# Stated task
Gather every line of the entries that includes the word "xlabel".

## Start Rows

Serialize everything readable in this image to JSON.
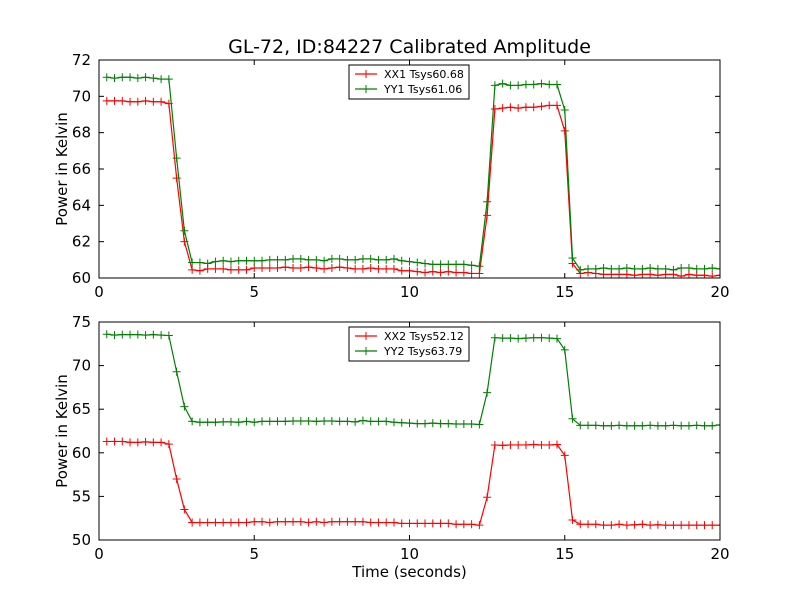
{
  "chart_data": [
    {
      "type": "line",
      "title": "GL-72, ID:84227 Calibrated Amplitude",
      "xlabel": "",
      "ylabel": "Power in Kelvin",
      "xlim": [
        0,
        20
      ],
      "ylim": [
        60,
        72
      ],
      "xticks": [
        "0",
        "5",
        "10",
        "15",
        "20"
      ],
      "yticks": [
        "60",
        "62",
        "64",
        "66",
        "68",
        "70",
        "72"
      ],
      "legend_position": "top-center",
      "x": [
        0.25,
        0.5,
        0.75,
        1.0,
        1.25,
        1.5,
        1.75,
        2.0,
        2.25,
        2.5,
        2.75,
        3.0,
        3.25,
        3.5,
        3.75,
        4.0,
        4.25,
        4.5,
        4.75,
        5.0,
        5.25,
        5.5,
        5.75,
        6.0,
        6.25,
        6.5,
        6.75,
        7.0,
        7.25,
        7.5,
        7.75,
        8.0,
        8.25,
        8.5,
        8.75,
        9.0,
        9.25,
        9.5,
        9.75,
        10.0,
        10.25,
        10.5,
        10.75,
        11.0,
        11.25,
        11.5,
        11.75,
        12.0,
        12.25,
        12.5,
        12.75,
        13.0,
        13.25,
        13.5,
        13.75,
        14.0,
        14.25,
        14.5,
        14.75,
        15.0,
        15.25,
        15.5,
        15.75,
        16.0,
        16.25,
        16.5,
        16.75,
        17.0,
        17.25,
        17.5,
        17.75,
        18.0,
        18.25,
        18.5,
        18.75,
        19.0,
        19.25,
        19.5,
        19.75,
        20.0
      ],
      "series": [
        {
          "name": "XX1 Tsys60.68",
          "color": "#ff0000",
          "values": [
            69.75,
            69.75,
            69.75,
            69.7,
            69.7,
            69.75,
            69.7,
            69.7,
            69.6,
            65.5,
            62.0,
            60.45,
            60.4,
            60.5,
            60.5,
            60.5,
            60.45,
            60.45,
            60.45,
            60.55,
            60.55,
            60.55,
            60.55,
            60.6,
            60.55,
            60.55,
            60.6,
            60.55,
            60.5,
            60.55,
            60.6,
            60.55,
            60.5,
            60.5,
            60.55,
            60.5,
            60.5,
            60.5,
            60.4,
            60.4,
            60.35,
            60.3,
            60.35,
            60.3,
            60.35,
            60.3,
            60.3,
            60.25,
            60.25,
            63.45,
            69.3,
            69.35,
            69.4,
            69.35,
            69.4,
            69.4,
            69.45,
            69.5,
            69.5,
            68.1,
            60.8,
            60.25,
            60.3,
            60.25,
            60.2,
            60.2,
            60.2,
            60.2,
            60.15,
            60.2,
            60.2,
            60.15,
            60.2,
            60.2,
            60.1,
            60.2,
            60.15,
            60.15,
            60.1,
            60.15
          ]
        },
        {
          "name": "YY1 Tsys61.06",
          "color": "#008000",
          "values": [
            71.05,
            71.0,
            71.05,
            71.05,
            71.0,
            71.05,
            71.0,
            70.95,
            70.95,
            66.6,
            62.6,
            60.85,
            60.85,
            60.8,
            60.9,
            60.95,
            60.9,
            60.95,
            60.95,
            60.95,
            60.95,
            61.0,
            61.0,
            61.0,
            61.05,
            61.05,
            61.0,
            61.0,
            60.95,
            61.05,
            61.05,
            61.0,
            61.0,
            61.05,
            61.05,
            61.0,
            61.0,
            61.05,
            60.95,
            60.9,
            60.85,
            60.8,
            60.75,
            60.75,
            60.75,
            60.75,
            60.75,
            60.7,
            60.65,
            64.2,
            70.6,
            70.7,
            70.6,
            70.6,
            70.65,
            70.65,
            70.7,
            70.65,
            70.65,
            69.25,
            61.1,
            60.45,
            60.5,
            60.5,
            60.55,
            60.5,
            60.5,
            60.55,
            60.5,
            60.5,
            60.55,
            60.5,
            60.5,
            60.45,
            60.55,
            60.55,
            60.5,
            60.5,
            60.55,
            60.5
          ]
        }
      ]
    },
    {
      "type": "line",
      "title": "",
      "xlabel": "Time (seconds)",
      "ylabel": "Power in Kelvin",
      "xlim": [
        0,
        20
      ],
      "ylim": [
        50,
        75
      ],
      "xticks": [
        "0",
        "5",
        "10",
        "15",
        "20"
      ],
      "yticks": [
        "50",
        "55",
        "60",
        "65",
        "70",
        "75"
      ],
      "legend_position": "top-center",
      "x": [
        0.25,
        0.5,
        0.75,
        1.0,
        1.25,
        1.5,
        1.75,
        2.0,
        2.25,
        2.5,
        2.75,
        3.0,
        3.25,
        3.5,
        3.75,
        4.0,
        4.25,
        4.5,
        4.75,
        5.0,
        5.25,
        5.5,
        5.75,
        6.0,
        6.25,
        6.5,
        6.75,
        7.0,
        7.25,
        7.5,
        7.75,
        8.0,
        8.25,
        8.5,
        8.75,
        9.0,
        9.25,
        9.5,
        9.75,
        10.0,
        10.25,
        10.5,
        10.75,
        11.0,
        11.25,
        11.5,
        11.75,
        12.0,
        12.25,
        12.5,
        12.75,
        13.0,
        13.25,
        13.5,
        13.75,
        14.0,
        14.25,
        14.5,
        14.75,
        15.0,
        15.25,
        15.5,
        15.75,
        16.0,
        16.25,
        16.5,
        16.75,
        17.0,
        17.25,
        17.5,
        17.75,
        18.0,
        18.25,
        18.5,
        18.75,
        19.0,
        19.25,
        19.5,
        19.75,
        20.0
      ],
      "series": [
        {
          "name": "XX2 Tsys52.12",
          "color": "#ff0000",
          "values": [
            61.3,
            61.3,
            61.3,
            61.2,
            61.2,
            61.25,
            61.2,
            61.2,
            61.0,
            57.0,
            53.5,
            52.0,
            52.0,
            52.0,
            52.0,
            52.0,
            52.0,
            52.0,
            52.0,
            52.1,
            52.1,
            52.0,
            52.1,
            52.1,
            52.1,
            52.1,
            52.0,
            52.1,
            52.0,
            52.1,
            52.1,
            52.1,
            52.1,
            52.1,
            52.0,
            52.0,
            52.0,
            52.0,
            51.9,
            51.9,
            51.9,
            51.9,
            51.9,
            51.9,
            51.9,
            51.8,
            51.8,
            51.8,
            51.7,
            54.9,
            60.9,
            60.85,
            60.9,
            60.9,
            60.9,
            60.95,
            60.9,
            60.9,
            60.95,
            59.7,
            52.3,
            51.8,
            51.8,
            51.8,
            51.7,
            51.7,
            51.8,
            51.7,
            51.75,
            51.8,
            51.7,
            51.75,
            51.7,
            51.7,
            51.7,
            51.7,
            51.7,
            51.7,
            51.7,
            51.7
          ]
        },
        {
          "name": "YY2 Tsys63.79",
          "color": "#008000",
          "values": [
            73.6,
            73.5,
            73.55,
            73.55,
            73.55,
            73.5,
            73.55,
            73.5,
            73.45,
            69.3,
            65.3,
            63.6,
            63.5,
            63.5,
            63.5,
            63.55,
            63.55,
            63.5,
            63.6,
            63.5,
            63.6,
            63.6,
            63.6,
            63.6,
            63.65,
            63.65,
            63.65,
            63.6,
            63.65,
            63.65,
            63.6,
            63.6,
            63.55,
            63.7,
            63.6,
            63.6,
            63.6,
            63.5,
            63.45,
            63.4,
            63.35,
            63.35,
            63.4,
            63.35,
            63.35,
            63.3,
            63.3,
            63.3,
            63.25,
            66.9,
            73.2,
            73.15,
            73.15,
            73.1,
            73.15,
            73.2,
            73.2,
            73.15,
            73.1,
            71.8,
            63.9,
            63.15,
            63.15,
            63.15,
            63.1,
            63.1,
            63.15,
            63.1,
            63.1,
            63.1,
            63.15,
            63.1,
            63.1,
            63.15,
            63.1,
            63.1,
            63.15,
            63.1,
            63.1,
            63.2
          ]
        }
      ]
    }
  ]
}
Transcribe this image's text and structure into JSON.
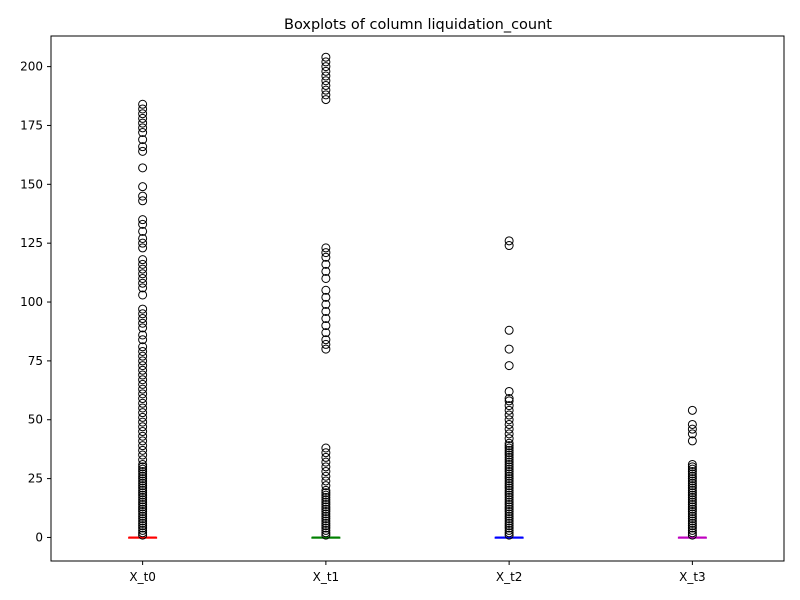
{
  "chart_data": {
    "type": "boxplot",
    "title": "Boxplots of column liquidation_count",
    "xlabel": "",
    "ylabel": "",
    "ylim": [
      -10,
      213
    ],
    "grid": false,
    "y_ticks": [
      0,
      25,
      50,
      75,
      100,
      125,
      150,
      175,
      200
    ],
    "categories": [
      "X_t0",
      "X_t1",
      "X_t2",
      "X_t3"
    ],
    "series": [
      {
        "category": "X_t0",
        "color": "#ff0000",
        "median": 0,
        "q1": 0,
        "q3": 0,
        "whisker_low": 0,
        "whisker_high": 0,
        "outliers": [
          1,
          2,
          3,
          4,
          5,
          6,
          7,
          8,
          9,
          10,
          11,
          12,
          13,
          14,
          15,
          16,
          17,
          18,
          19,
          20,
          21,
          22,
          23,
          24,
          25,
          26,
          27,
          28,
          29,
          30,
          31,
          33,
          35,
          37,
          39,
          41,
          43,
          45,
          47,
          49,
          51,
          53,
          55,
          57,
          59,
          61,
          63,
          65,
          67,
          69,
          71,
          73,
          75,
          77,
          79,
          81,
          84,
          86,
          89,
          91,
          93,
          95,
          97,
          103,
          106,
          108,
          110,
          112,
          114,
          116,
          118,
          123,
          125,
          127,
          130,
          133,
          135,
          143,
          145,
          149,
          157,
          164,
          166,
          169,
          172,
          174,
          176,
          178,
          180,
          182,
          184
        ]
      },
      {
        "category": "X_t1",
        "color": "#008000",
        "median": 0,
        "q1": 0,
        "q3": 0,
        "whisker_low": 0,
        "whisker_high": 0,
        "outliers": [
          1,
          2,
          3,
          4,
          5,
          6,
          7,
          8,
          9,
          10,
          11,
          12,
          13,
          14,
          15,
          16,
          17,
          18,
          19,
          20,
          22,
          24,
          26,
          28,
          30,
          32,
          34,
          36,
          38,
          80,
          82,
          84,
          87,
          90,
          93,
          96,
          99,
          102,
          105,
          110,
          113,
          116,
          119,
          121,
          123,
          186,
          188,
          190,
          192,
          194,
          196,
          198,
          200,
          202,
          204
        ]
      },
      {
        "category": "X_t2",
        "color": "#0000ff",
        "median": 0,
        "q1": 0,
        "q3": 0,
        "whisker_low": 0,
        "whisker_high": 0,
        "outliers": [
          1,
          2,
          3,
          4,
          5,
          6,
          7,
          8,
          9,
          10,
          11,
          12,
          13,
          14,
          15,
          16,
          17,
          18,
          19,
          20,
          21,
          22,
          23,
          24,
          25,
          26,
          27,
          28,
          29,
          30,
          31,
          32,
          33,
          34,
          35,
          36,
          37,
          38,
          39,
          40,
          42,
          44,
          46,
          48,
          50,
          52,
          54,
          56,
          58,
          59,
          62,
          73,
          80,
          88,
          124,
          126
        ]
      },
      {
        "category": "X_t3",
        "color": "#bf00bf",
        "median": 0,
        "q1": 0,
        "q3": 0,
        "whisker_low": 0,
        "whisker_high": 0,
        "outliers": [
          1,
          2,
          3,
          4,
          5,
          6,
          7,
          8,
          9,
          10,
          11,
          12,
          13,
          14,
          15,
          16,
          17,
          18,
          19,
          20,
          21,
          22,
          23,
          24,
          25,
          26,
          27,
          28,
          29,
          30,
          31,
          41,
          44,
          46,
          48,
          54
        ]
      }
    ]
  }
}
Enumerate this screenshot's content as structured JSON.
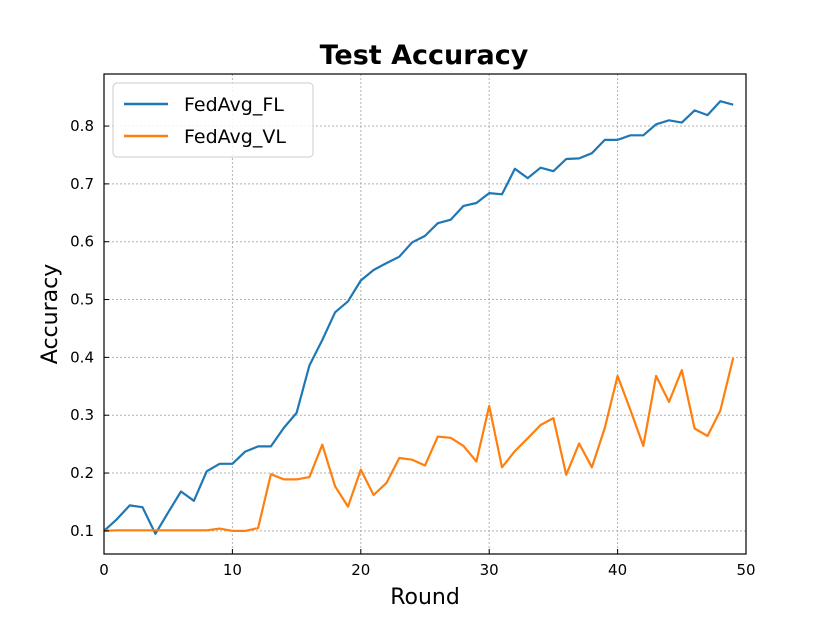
{
  "chart_data": {
    "type": "line",
    "title": "Test Accuracy",
    "xlabel": "Round",
    "ylabel": "Accuracy",
    "xlim": [
      0,
      50
    ],
    "ylim": [
      0.06,
      0.89
    ],
    "xticks": [
      0,
      10,
      20,
      30,
      40,
      50
    ],
    "yticks": [
      0.1,
      0.2,
      0.3,
      0.4,
      0.5,
      0.6,
      0.7,
      0.8
    ],
    "grid": true,
    "legend_position": "top-left",
    "x": [
      0,
      1,
      2,
      3,
      4,
      5,
      6,
      7,
      8,
      9,
      10,
      11,
      12,
      13,
      14,
      15,
      16,
      17,
      18,
      19,
      20,
      21,
      22,
      23,
      24,
      25,
      26,
      27,
      28,
      29,
      30,
      31,
      32,
      33,
      34,
      35,
      36,
      37,
      38,
      39,
      40,
      41,
      42,
      43,
      44,
      45,
      46,
      47,
      48,
      49
    ],
    "series": [
      {
        "name": "FedAvg_FL",
        "color": "#1f77b4",
        "values": [
          0.1,
          0.12,
          0.144,
          0.141,
          0.095,
          0.132,
          0.168,
          0.152,
          0.203,
          0.216,
          0.216,
          0.237,
          0.246,
          0.246,
          0.278,
          0.304,
          0.386,
          0.43,
          0.478,
          0.497,
          0.533,
          0.551,
          0.563,
          0.574,
          0.599,
          0.61,
          0.632,
          0.638,
          0.662,
          0.667,
          0.684,
          0.682,
          0.726,
          0.71,
          0.728,
          0.722,
          0.743,
          0.744,
          0.753,
          0.776,
          0.776,
          0.784,
          0.784,
          0.803,
          0.81,
          0.806,
          0.827,
          0.819,
          0.843,
          0.837
        ]
      },
      {
        "name": "FedAvg_VL",
        "color": "#ff7f0e",
        "values": [
          0.1,
          0.101,
          0.101,
          0.101,
          0.101,
          0.101,
          0.101,
          0.101,
          0.101,
          0.104,
          0.1,
          0.1,
          0.105,
          0.198,
          0.189,
          0.189,
          0.193,
          0.249,
          0.177,
          0.142,
          0.206,
          0.162,
          0.183,
          0.226,
          0.223,
          0.213,
          0.263,
          0.261,
          0.247,
          0.22,
          0.316,
          0.21,
          0.238,
          0.26,
          0.283,
          0.295,
          0.197,
          0.251,
          0.21,
          0.278,
          0.368,
          0.309,
          0.247,
          0.368,
          0.323,
          0.378,
          0.277,
          0.264,
          0.308,
          0.399
        ]
      }
    ]
  }
}
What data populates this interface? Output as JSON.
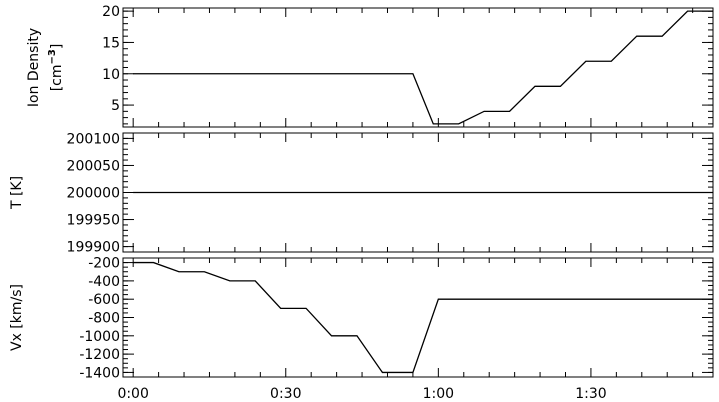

## End Rows

# Exercise solution
      "xlabel": "",
      "xlabel": "Time (seconds)",
    "xlabel": "",
    "xlabel": "Round",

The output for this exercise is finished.